Entries shown:
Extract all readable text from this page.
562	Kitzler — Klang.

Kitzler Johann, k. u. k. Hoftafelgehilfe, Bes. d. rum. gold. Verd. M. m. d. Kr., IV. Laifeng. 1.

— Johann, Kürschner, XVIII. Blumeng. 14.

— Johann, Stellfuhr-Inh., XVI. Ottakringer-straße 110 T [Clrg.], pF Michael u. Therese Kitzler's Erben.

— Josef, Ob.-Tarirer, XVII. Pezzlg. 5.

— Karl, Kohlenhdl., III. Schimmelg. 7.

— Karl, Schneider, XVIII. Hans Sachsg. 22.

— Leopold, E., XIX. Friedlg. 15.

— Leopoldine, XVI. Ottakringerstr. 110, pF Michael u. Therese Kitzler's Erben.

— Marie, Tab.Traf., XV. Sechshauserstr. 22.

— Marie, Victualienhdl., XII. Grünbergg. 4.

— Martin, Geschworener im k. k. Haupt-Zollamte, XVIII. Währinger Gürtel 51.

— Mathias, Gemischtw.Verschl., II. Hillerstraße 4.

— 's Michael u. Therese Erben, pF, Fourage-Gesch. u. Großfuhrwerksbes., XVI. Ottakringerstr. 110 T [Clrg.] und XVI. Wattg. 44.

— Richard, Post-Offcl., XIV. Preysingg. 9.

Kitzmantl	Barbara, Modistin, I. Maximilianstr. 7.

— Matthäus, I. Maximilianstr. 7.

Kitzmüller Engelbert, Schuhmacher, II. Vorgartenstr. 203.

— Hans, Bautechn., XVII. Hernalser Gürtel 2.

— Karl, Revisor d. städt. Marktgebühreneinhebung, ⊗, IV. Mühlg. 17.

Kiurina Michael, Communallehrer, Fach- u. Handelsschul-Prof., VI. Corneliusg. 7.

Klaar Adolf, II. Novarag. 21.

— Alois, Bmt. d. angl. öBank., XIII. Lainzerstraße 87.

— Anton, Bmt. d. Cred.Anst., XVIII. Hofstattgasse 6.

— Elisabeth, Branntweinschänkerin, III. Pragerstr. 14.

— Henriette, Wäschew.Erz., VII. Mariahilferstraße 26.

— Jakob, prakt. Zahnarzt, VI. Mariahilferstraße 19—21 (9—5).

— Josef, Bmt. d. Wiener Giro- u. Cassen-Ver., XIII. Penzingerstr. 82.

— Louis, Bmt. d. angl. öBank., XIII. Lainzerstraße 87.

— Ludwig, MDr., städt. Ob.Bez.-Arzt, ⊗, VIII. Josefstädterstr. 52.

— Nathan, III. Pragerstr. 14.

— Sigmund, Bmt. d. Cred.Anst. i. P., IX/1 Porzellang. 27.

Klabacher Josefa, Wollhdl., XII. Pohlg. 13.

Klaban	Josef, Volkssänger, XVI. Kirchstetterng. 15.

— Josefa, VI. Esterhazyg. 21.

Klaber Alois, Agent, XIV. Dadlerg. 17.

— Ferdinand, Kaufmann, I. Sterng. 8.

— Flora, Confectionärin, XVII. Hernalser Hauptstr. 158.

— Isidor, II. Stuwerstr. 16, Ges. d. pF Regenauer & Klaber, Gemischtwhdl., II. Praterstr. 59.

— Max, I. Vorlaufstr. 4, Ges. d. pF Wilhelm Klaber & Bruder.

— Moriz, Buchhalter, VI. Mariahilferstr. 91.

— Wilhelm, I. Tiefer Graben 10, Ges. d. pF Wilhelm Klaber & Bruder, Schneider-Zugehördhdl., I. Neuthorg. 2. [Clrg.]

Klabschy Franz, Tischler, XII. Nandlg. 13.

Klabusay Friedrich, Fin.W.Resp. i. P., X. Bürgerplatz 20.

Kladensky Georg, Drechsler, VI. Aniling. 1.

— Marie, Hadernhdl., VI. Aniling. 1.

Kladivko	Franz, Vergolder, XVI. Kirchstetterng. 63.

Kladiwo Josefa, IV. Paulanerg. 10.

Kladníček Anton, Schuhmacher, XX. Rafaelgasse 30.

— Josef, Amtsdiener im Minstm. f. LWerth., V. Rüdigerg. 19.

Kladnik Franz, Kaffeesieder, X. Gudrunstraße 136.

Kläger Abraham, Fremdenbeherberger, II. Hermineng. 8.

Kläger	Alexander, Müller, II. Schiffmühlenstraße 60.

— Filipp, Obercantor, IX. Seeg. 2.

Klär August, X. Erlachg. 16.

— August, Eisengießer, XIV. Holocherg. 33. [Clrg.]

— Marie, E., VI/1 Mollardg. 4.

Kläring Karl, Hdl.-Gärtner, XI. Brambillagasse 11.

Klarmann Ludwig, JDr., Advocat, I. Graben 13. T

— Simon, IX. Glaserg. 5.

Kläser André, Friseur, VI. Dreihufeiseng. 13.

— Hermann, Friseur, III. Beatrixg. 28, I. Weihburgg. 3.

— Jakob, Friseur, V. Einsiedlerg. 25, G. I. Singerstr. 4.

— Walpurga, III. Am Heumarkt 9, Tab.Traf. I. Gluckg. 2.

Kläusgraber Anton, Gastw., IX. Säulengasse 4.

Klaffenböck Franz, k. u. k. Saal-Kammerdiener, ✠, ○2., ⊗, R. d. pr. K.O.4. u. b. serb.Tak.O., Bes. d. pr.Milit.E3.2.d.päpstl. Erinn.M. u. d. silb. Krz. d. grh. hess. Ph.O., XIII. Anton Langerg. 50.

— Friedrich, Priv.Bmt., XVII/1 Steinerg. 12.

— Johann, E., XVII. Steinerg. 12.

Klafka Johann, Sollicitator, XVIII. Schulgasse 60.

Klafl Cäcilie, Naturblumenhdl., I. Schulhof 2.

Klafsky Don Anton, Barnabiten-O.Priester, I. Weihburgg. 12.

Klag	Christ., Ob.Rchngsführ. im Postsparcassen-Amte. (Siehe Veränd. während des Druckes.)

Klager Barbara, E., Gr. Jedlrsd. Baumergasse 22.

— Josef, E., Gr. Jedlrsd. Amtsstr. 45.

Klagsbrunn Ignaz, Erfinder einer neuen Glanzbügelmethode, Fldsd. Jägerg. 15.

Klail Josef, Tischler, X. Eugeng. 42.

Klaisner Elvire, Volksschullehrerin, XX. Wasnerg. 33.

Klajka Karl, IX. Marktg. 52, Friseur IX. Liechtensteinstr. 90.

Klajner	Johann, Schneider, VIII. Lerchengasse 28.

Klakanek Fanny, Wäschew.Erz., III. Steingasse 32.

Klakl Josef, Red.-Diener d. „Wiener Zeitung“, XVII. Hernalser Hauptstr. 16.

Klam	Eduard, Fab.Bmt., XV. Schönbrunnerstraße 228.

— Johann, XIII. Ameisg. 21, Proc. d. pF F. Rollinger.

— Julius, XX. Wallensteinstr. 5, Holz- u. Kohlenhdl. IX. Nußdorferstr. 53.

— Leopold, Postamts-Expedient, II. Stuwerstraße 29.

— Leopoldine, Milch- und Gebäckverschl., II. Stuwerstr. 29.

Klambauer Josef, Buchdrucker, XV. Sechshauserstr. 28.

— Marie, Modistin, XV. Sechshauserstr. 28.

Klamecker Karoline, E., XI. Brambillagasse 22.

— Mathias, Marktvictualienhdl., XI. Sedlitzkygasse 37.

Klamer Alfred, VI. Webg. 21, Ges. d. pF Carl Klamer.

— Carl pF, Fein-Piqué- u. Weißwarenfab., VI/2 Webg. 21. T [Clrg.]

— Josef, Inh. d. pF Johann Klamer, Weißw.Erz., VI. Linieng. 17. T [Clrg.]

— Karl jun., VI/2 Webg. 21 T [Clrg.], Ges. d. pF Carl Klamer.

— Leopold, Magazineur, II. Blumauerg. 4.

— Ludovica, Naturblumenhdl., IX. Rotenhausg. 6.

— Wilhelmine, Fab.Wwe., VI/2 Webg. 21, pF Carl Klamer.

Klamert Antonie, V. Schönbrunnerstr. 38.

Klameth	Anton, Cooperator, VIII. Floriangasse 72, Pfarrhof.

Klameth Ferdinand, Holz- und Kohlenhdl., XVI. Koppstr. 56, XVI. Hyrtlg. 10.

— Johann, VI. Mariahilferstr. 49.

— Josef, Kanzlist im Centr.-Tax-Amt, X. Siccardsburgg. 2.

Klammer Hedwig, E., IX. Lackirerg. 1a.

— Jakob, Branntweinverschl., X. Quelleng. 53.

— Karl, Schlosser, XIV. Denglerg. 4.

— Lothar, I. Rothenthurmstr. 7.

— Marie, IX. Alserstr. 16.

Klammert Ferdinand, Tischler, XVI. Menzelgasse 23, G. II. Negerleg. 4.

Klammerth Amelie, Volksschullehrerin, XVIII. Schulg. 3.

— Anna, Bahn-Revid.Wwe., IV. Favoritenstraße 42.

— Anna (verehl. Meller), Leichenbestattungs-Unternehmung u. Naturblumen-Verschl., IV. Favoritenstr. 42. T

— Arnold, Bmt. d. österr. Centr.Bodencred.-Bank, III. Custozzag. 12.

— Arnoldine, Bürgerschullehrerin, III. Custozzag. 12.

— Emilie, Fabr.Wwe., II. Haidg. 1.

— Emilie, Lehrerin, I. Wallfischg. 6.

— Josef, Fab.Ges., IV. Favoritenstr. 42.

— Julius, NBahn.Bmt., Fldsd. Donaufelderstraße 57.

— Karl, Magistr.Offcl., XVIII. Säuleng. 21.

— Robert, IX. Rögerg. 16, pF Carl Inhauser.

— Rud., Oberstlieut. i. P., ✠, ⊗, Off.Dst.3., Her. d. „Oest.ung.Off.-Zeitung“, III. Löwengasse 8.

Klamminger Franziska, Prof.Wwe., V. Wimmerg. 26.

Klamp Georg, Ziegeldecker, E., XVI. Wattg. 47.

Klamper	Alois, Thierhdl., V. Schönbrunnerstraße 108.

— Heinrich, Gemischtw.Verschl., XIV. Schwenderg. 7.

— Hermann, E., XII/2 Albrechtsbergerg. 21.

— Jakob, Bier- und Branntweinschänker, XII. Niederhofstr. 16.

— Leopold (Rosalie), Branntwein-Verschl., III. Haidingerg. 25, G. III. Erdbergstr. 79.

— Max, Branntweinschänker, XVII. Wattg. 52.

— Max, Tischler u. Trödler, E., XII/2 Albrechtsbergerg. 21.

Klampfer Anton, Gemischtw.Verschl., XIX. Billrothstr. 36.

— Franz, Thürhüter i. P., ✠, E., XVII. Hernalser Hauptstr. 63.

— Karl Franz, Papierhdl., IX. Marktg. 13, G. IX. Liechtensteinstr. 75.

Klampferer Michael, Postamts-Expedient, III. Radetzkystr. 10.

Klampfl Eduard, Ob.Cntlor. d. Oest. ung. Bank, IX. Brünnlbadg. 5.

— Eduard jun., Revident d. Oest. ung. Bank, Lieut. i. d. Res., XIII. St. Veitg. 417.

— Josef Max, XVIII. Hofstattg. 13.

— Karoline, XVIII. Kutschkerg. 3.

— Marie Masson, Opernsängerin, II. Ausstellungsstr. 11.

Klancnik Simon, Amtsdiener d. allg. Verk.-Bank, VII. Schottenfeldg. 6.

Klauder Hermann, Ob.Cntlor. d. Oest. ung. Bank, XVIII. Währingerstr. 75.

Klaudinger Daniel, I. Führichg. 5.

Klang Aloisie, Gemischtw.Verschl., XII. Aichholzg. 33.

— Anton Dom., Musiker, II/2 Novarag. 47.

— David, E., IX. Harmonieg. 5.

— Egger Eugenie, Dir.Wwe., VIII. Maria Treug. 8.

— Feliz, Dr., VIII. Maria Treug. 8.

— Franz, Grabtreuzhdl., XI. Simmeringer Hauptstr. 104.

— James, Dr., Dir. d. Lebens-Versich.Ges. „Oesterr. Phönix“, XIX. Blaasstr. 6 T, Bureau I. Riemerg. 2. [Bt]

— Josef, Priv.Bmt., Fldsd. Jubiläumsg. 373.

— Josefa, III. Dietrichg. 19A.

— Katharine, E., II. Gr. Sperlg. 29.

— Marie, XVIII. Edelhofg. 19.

Task details:
In the entries above, locate every line with the word "Offcl" and copy it.

Task response:
— Richard, Post-Offcl., XIV. Preysingg. 9.
— Karl, Magistr.Offcl., XVIII. Säuleng. 21.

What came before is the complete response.